● WRITTEN REQUEST: Please transcribe the records precisely; pictures stay out of your copy.

━━━━━━━━━━

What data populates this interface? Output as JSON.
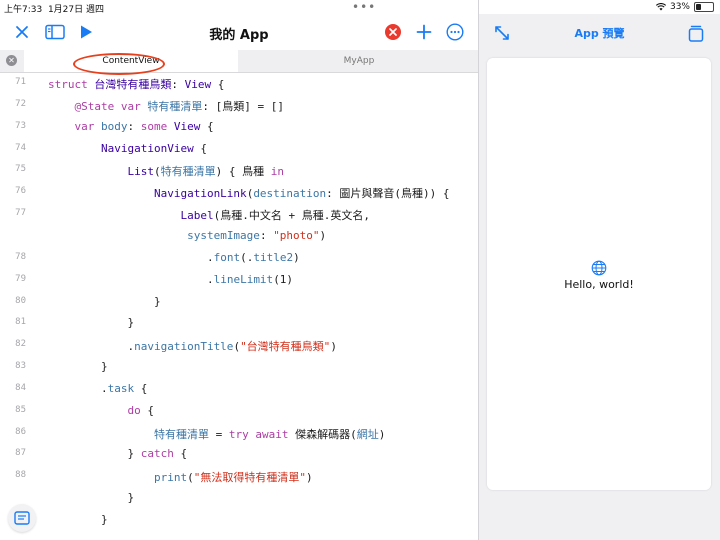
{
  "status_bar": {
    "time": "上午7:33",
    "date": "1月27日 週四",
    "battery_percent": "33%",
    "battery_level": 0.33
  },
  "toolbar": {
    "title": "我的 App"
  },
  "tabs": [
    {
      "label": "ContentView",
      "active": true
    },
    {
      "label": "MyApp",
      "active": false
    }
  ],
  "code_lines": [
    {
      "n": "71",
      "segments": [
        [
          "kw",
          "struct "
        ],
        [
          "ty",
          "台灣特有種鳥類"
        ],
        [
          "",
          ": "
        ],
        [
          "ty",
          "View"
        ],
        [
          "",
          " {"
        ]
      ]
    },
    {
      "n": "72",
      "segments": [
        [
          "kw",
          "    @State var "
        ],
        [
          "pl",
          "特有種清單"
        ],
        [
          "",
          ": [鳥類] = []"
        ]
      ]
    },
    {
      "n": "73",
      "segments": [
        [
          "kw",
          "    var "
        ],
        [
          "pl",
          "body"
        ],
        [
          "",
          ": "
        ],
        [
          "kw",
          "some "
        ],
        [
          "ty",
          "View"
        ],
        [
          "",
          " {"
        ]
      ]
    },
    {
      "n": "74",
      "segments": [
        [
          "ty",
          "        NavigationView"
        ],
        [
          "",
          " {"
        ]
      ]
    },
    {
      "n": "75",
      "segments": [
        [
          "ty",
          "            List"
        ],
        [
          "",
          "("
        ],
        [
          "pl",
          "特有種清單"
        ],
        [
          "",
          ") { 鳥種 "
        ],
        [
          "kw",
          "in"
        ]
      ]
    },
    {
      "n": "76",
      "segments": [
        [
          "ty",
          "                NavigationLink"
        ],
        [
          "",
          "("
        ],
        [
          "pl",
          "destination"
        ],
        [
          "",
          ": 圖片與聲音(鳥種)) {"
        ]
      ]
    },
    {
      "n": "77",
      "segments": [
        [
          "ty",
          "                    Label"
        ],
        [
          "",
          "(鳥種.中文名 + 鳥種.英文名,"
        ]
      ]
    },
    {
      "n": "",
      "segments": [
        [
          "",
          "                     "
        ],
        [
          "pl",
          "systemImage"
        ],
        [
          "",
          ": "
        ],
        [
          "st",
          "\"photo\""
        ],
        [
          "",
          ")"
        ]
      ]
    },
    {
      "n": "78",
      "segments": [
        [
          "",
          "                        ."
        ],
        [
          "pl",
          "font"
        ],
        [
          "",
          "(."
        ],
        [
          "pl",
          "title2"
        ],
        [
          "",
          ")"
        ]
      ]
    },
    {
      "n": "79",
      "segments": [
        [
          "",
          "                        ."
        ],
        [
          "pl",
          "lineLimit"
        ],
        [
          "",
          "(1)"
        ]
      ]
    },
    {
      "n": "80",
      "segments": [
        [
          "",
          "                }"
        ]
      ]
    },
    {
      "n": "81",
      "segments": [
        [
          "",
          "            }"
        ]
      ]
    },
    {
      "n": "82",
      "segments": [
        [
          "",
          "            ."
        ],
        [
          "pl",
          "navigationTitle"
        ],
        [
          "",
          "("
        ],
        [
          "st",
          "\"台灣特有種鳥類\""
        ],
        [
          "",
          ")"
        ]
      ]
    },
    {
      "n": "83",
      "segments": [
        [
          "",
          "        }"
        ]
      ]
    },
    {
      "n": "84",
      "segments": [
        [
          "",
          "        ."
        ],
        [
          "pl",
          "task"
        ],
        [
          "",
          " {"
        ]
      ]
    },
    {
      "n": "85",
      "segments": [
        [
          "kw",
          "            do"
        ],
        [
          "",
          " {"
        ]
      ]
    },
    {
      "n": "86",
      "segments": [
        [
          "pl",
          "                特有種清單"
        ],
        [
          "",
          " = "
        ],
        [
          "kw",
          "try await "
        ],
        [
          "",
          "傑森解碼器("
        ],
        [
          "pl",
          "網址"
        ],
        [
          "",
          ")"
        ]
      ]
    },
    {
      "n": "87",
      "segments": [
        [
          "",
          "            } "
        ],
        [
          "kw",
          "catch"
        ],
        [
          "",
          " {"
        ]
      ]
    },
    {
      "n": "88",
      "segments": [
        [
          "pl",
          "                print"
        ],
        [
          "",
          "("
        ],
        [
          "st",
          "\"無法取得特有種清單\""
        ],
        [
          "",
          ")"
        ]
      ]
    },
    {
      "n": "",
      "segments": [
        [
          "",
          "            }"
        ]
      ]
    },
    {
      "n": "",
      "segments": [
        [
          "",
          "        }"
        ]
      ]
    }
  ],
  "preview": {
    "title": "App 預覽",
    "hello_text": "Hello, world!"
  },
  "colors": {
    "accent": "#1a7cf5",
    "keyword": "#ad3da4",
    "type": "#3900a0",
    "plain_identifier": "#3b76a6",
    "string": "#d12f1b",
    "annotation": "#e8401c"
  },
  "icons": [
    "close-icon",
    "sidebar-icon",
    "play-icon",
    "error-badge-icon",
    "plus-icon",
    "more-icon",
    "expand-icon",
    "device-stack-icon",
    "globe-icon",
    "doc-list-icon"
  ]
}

━━━━━━━━━━

● RESPONSE:
What data populates this interface? Output as JSON.
{
  "status_bar": {
    "time": "上午7:33",
    "date": "1月27日 週四",
    "battery_percent": "33%",
    "battery_level": 0.33
  },
  "toolbar": {
    "title": "我的 App"
  },
  "tabs": [
    {
      "label": "ContentView",
      "active": true
    },
    {
      "label": "MyApp",
      "active": false
    }
  ],
  "code_lines": [
    {
      "n": "71",
      "segments": [
        [
          "kw",
          "struct "
        ],
        [
          "ty",
          "台灣特有種鳥類"
        ],
        [
          "",
          ": "
        ],
        [
          "ty",
          "View"
        ],
        [
          "",
          " {"
        ]
      ]
    },
    {
      "n": "72",
      "segments": [
        [
          "kw",
          "    @State var "
        ],
        [
          "pl",
          "特有種清單"
        ],
        [
          "",
          ": [鳥類] = []"
        ]
      ]
    },
    {
      "n": "73",
      "segments": [
        [
          "kw",
          "    var "
        ],
        [
          "pl",
          "body"
        ],
        [
          "",
          ": "
        ],
        [
          "kw",
          "some "
        ],
        [
          "ty",
          "View"
        ],
        [
          "",
          " {"
        ]
      ]
    },
    {
      "n": "74",
      "segments": [
        [
          "ty",
          "        NavigationView"
        ],
        [
          "",
          " {"
        ]
      ]
    },
    {
      "n": "75",
      "segments": [
        [
          "ty",
          "            List"
        ],
        [
          "",
          "("
        ],
        [
          "pl",
          "特有種清單"
        ],
        [
          "",
          ") { 鳥種 "
        ],
        [
          "kw",
          "in"
        ]
      ]
    },
    {
      "n": "76",
      "segments": [
        [
          "ty",
          "                NavigationLink"
        ],
        [
          "",
          "("
        ],
        [
          "pl",
          "destination"
        ],
        [
          "",
          ": 圖片與聲音(鳥種)) {"
        ]
      ]
    },
    {
      "n": "77",
      "segments": [
        [
          "ty",
          "                    Label"
        ],
        [
          "",
          "(鳥種.中文名 + 鳥種.英文名,"
        ]
      ]
    },
    {
      "n": "",
      "segments": [
        [
          "",
          "                     "
        ],
        [
          "pl",
          "systemImage"
        ],
        [
          "",
          ": "
        ],
        [
          "st",
          "\"photo\""
        ],
        [
          "",
          ")"
        ]
      ]
    },
    {
      "n": "78",
      "segments": [
        [
          "",
          "                        ."
        ],
        [
          "pl",
          "font"
        ],
        [
          "",
          "(."
        ],
        [
          "pl",
          "title2"
        ],
        [
          "",
          ")"
        ]
      ]
    },
    {
      "n": "79",
      "segments": [
        [
          "",
          "                        ."
        ],
        [
          "pl",
          "lineLimit"
        ],
        [
          "",
          "(1)"
        ]
      ]
    },
    {
      "n": "80",
      "segments": [
        [
          "",
          "                }"
        ]
      ]
    },
    {
      "n": "81",
      "segments": [
        [
          "",
          "            }"
        ]
      ]
    },
    {
      "n": "82",
      "segments": [
        [
          "",
          "            ."
        ],
        [
          "pl",
          "navigationTitle"
        ],
        [
          "",
          "("
        ],
        [
          "st",
          "\"台灣特有種鳥類\""
        ],
        [
          "",
          ")"
        ]
      ]
    },
    {
      "n": "83",
      "segments": [
        [
          "",
          "        }"
        ]
      ]
    },
    {
      "n": "84",
      "segments": [
        [
          "",
          "        ."
        ],
        [
          "pl",
          "task"
        ],
        [
          "",
          " {"
        ]
      ]
    },
    {
      "n": "85",
      "segments": [
        [
          "kw",
          "            do"
        ],
        [
          "",
          " {"
        ]
      ]
    },
    {
      "n": "86",
      "segments": [
        [
          "pl",
          "                特有種清單"
        ],
        [
          "",
          " = "
        ],
        [
          "kw",
          "try await "
        ],
        [
          "",
          "傑森解碼器("
        ],
        [
          "pl",
          "網址"
        ],
        [
          "",
          ")"
        ]
      ]
    },
    {
      "n": "87",
      "segments": [
        [
          "",
          "            } "
        ],
        [
          "kw",
          "catch"
        ],
        [
          "",
          " {"
        ]
      ]
    },
    {
      "n": "88",
      "segments": [
        [
          "pl",
          "                print"
        ],
        [
          "",
          "("
        ],
        [
          "st",
          "\"無法取得特有種清單\""
        ],
        [
          "",
          ")"
        ]
      ]
    },
    {
      "n": "",
      "segments": [
        [
          "",
          "            }"
        ]
      ]
    },
    {
      "n": "",
      "segments": [
        [
          "",
          "        }"
        ]
      ]
    }
  ],
  "preview": {
    "title": "App 預覽",
    "hello_text": "Hello, world!"
  },
  "colors": {
    "accent": "#1a7cf5",
    "keyword": "#ad3da4",
    "type": "#3900a0",
    "plain_identifier": "#3b76a6",
    "string": "#d12f1b",
    "annotation": "#e8401c"
  },
  "icons": [
    "close-icon",
    "sidebar-icon",
    "play-icon",
    "error-badge-icon",
    "plus-icon",
    "more-icon",
    "expand-icon",
    "device-stack-icon",
    "globe-icon",
    "doc-list-icon"
  ]
}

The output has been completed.